[Extracted records]
******

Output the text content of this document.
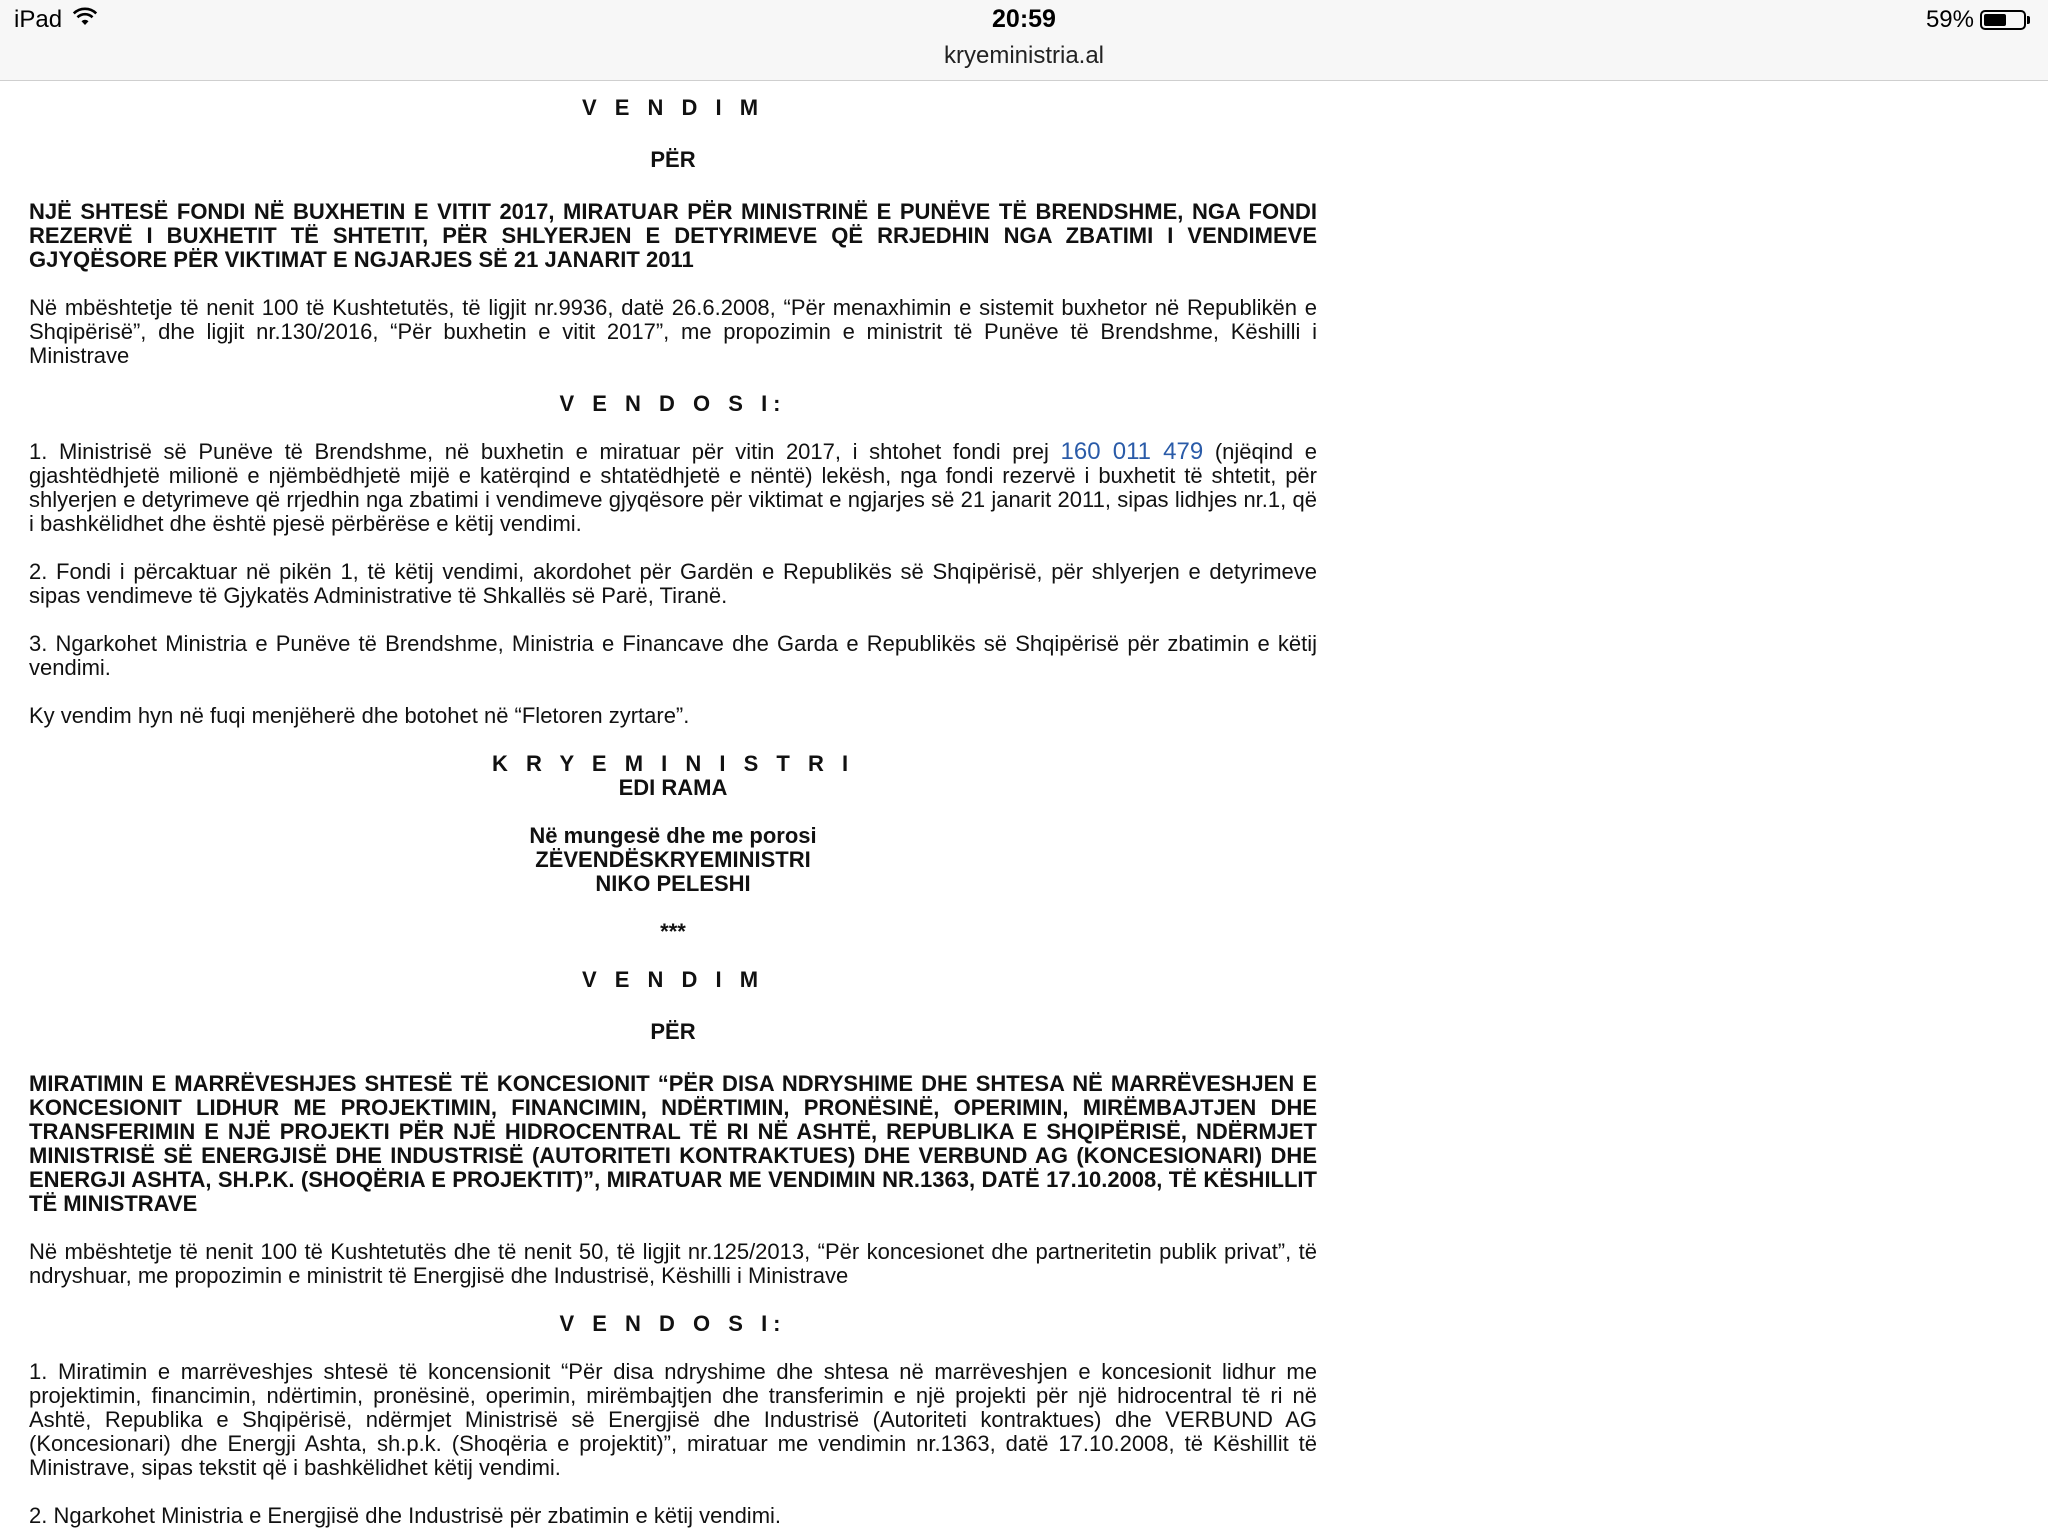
iPad	20:59	59%
kryeministria.al

V E N D I M

PËR

NJË SHTESË FONDI NË BUXHETIN E VITIT 2017, MIRATUAR PËR MINISTRINË E PUNËVE TË BRENDSHME, NGA FONDI REZERVË I BUXHETIT TË SHTETIT, PËR SHLYERJEN E DETYRIMEVE QË RRJEDHIN NGA ZBATIMI I VENDIMEVE GJYQËSORE PËR VIKTIMAT E NGJARJES SË 21 JANARIT 2011

Në mbështetje të nenit 100 të Kushtetutës, të ligjit nr.9936, datë 26.6.2008, “Për menaxhimin e sistemit buxhetor në Republikën e Shqipërisë”, dhe ligjit nr.130/2016, “Për buxhetin e vitit 2017”, me propozimin e ministrit të Punëve të Brendshme, Këshilli i Ministrave

V E N D O S I:

1. Ministrisë së Punëve të Brendshme, në buxhetin e miratuar për vitin 2017, i shtohet fondi prej 160 011 479 (njëqind e gjashtëdhjetë milionë e njëmbëdhjetë mijë e katërqind e shtatëdhjetë e nëntë) lekësh, nga fondi rezervë i buxhetit të shtetit, për shlyerjen e detyrimeve që rrjedhin nga zbatimi i vendimeve gjyqësore për viktimat e ngjarjes së 21 janarit 2011, sipas lidhjes nr.1, që i bashkëlidhet dhe është pjesë përbërëse e këtij vendimi.

2. Fondi i përcaktuar në pikën 1, të këtij vendimi, akordohet për Gardën e Republikës së Shqipërisë, për shlyerjen e detyrimeve sipas vendimeve të Gjykatës Administrative të Shkallës së Parë, Tiranë.

3. Ngarkohet Ministria e Punëve të Brendshme, Ministria e Financave dhe Garda e Republikës së Shqipërisë për zbatimin e këtij vendimi.

Ky vendim hyn në fuqi menjëherë dhe botohet në “Fletoren zyrtare”.

K R Y E M I N I S T R I

EDI RAMA

Në mungesë dhe me porosi

ZËVENDËSKRYEMINISTRI

NIKO PELESHI

***

V E N D I M

PËR

MIRATIMIN E MARRËVESHJES SHTESË TË KONCESIONIT “PËR DISA NDRYSHIME DHE SHTESA NË MARRËVESHJEN E KONCESIONIT LIDHUR ME PROJEKTIMIN, FINANCIMIN, NDËRTIMIN, PRONËSINË, OPERIMIN, MIRËMBAJTJEN DHE TRANSFERIMIN E NJË PROJEKTI PËR NJË HIDROCENTRAL TË RI NË ASHTË, REPUBLIKA E SHQIPËRISË, NDËRMJET MINISTRISË SË ENERGJISË DHE INDUSTRISË (AUTORITETI KONTRAKTUES) DHE VERBUND AG (KONCESIONARI) DHE ENERGJI ASHTA, SH.P.K. (SHOQËRIA E PROJEKTIT)”, MIRATUAR ME VENDIMIN NR.1363, DATË 17.10.2008, TË KËSHILLIT TË MINISTRAVE

Në mbështetje të nenit 100 të Kushtetutës dhe të nenit 50, të ligjit nr.125/2013, “Për koncesionet dhe partneritetin publik privat”, të ndryshuar, me propozimin e ministrit të Energjisë dhe Industrisë, Këshilli i Ministrave

V E N D O S I:

1. Miratimin e marrëveshjes shtesë të koncensionit “Për disa ndryshime dhe shtesa në marrëveshjen e koncesionit lidhur me projektimin, financimin, ndërtimin, pronësinë, operimin, mirëmbajtjen dhe transferimin e një projekti për një hidrocentral të ri në Ashtë, Republika e Shqipërisë, ndërmjet Ministrisë së Energjisë dhe Industrisë (Autoriteti kontraktues) dhe VERBUND AG (Koncesionari) dhe Energji Ashta, sh.p.k. (Shoqëria e projektit)”, miratuar me vendimin nr.1363, datë 17.10.2008, të Këshillit të Ministrave, sipas tekstit që i bashkëlidhet këtij vendimi.

2. Ngarkohet Ministria e Energjisë dhe Industrisë për zbatimin e këtij vendimi.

******

*The problem*: Leave out the pictures and transcribe everything else exactly.

*Answer to this task*:
Output the text content of this document.
iPad	20:59	59%
kryeministria.al

V E N D I M

PËR

NJË SHTESË FONDI NË BUXHETIN E VITIT 2017, MIRATUAR PËR MINISTRINË E PUNËVE TË BRENDSHME, NGA FONDI REZERVË I BUXHETIT TË SHTETIT, PËR SHLYERJEN E DETYRIMEVE QË RRJEDHIN NGA ZBATIMI I VENDIMEVE GJYQËSORE PËR VIKTIMAT E NGJARJES SË 21 JANARIT 2011

Në mbështetje të nenit 100 të Kushtetutës, të ligjit nr.9936, datë 26.6.2008, “Për menaxhimin e sistemit buxhetor në Republikën e Shqipërisë”, dhe ligjit nr.130/2016, “Për buxhetin e vitit 2017”, me propozimin e ministrit të Punëve të Brendshme, Këshilli i Ministrave

V E N D O S I:

1. Ministrisë së Punëve të Brendshme, në buxhetin e miratuar për vitin 2017, i shtohet fondi prej 160 011 479 (njëqind e gjashtëdhjetë milionë e njëmbëdhjetë mijë e katërqind e shtatëdhjetë e nëntë) lekësh, nga fondi rezervë i buxhetit të shtetit, për shlyerjen e detyrimeve që rrjedhin nga zbatimi i vendimeve gjyqësore për viktimat e ngjarjes së 21 janarit 2011, sipas lidhjes nr.1, që i bashkëlidhet dhe është pjesë përbërëse e këtij vendimi.

2. Fondi i përcaktuar në pikën 1, të këtij vendimi, akordohet për Gardën e Republikës së Shqipërisë, për shlyerjen e detyrimeve sipas vendimeve të Gjykatës Administrative të Shkallës së Parë, Tiranë.

3. Ngarkohet Ministria e Punëve të Brendshme, Ministria e Financave dhe Garda e Republikës së Shqipërisë për zbatimin e këtij vendimi.

Ky vendim hyn në fuqi menjëherë dhe botohet në “Fletoren zyrtare”.

K R Y E M I N I S T R I

EDI RAMA

Në mungesë dhe me porosi

ZËVENDËSKRYEMINISTRI

NIKO PELESHI

***

V E N D I M

PËR

MIRATIMIN E MARRËVESHJES SHTESË TË KONCESIONIT “PËR DISA NDRYSHIME DHE SHTESA NË MARRËVESHJEN E KONCESIONIT LIDHUR ME PROJEKTIMIN, FINANCIMIN, NDËRTIMIN, PRONËSINË, OPERIMIN, MIRËMBAJTJEN DHE TRANSFERIMIN E NJË PROJEKTI PËR NJË HIDROCENTRAL TË RI NË ASHTË, REPUBLIKA E SHQIPËRISË, NDËRMJET MINISTRISË SË ENERGJISË DHE INDUSTRISË (AUTORITETI KONTRAKTUES) DHE VERBUND AG (KONCESIONARI) DHE ENERGJI ASHTA, SH.P.K. (SHOQËRIA E PROJEKTIT)”, MIRATUAR ME VENDIMIN NR.1363, DATË 17.10.2008, TË KËSHILLIT TË MINISTRAVE

Në mbështetje të nenit 100 të Kushtetutës dhe të nenit 50, të ligjit nr.125/2013, “Për koncesionet dhe partneritetin publik privat”, të ndryshuar, me propozimin e ministrit të Energjisë dhe Industrisë, Këshilli i Ministrave

V E N D O S I:

1. Miratimin e marrëveshjes shtesë të koncensionit “Për disa ndryshime dhe shtesa në marrëveshjen e koncesionit lidhur me projektimin, financimin, ndërtimin, pronësinë, operimin, mirëmbajtjen dhe transferimin e një projekti për një hidrocentral të ri në Ashtë, Republika e Shqipërisë, ndërmjet Ministrisë së Energjisë dhe Industrisë (Autoriteti kontraktues) dhe VERBUND AG (Koncesionari) dhe Energji Ashta, sh.p.k. (Shoqëria e projektit)”, miratuar me vendimin nr.1363, datë 17.10.2008, të Këshillit të Ministrave, sipas tekstit që i bashkëlidhet këtij vendimi.

2. Ngarkohet Ministria e Energjisë dhe Industrisë për zbatimin e këtij vendimi.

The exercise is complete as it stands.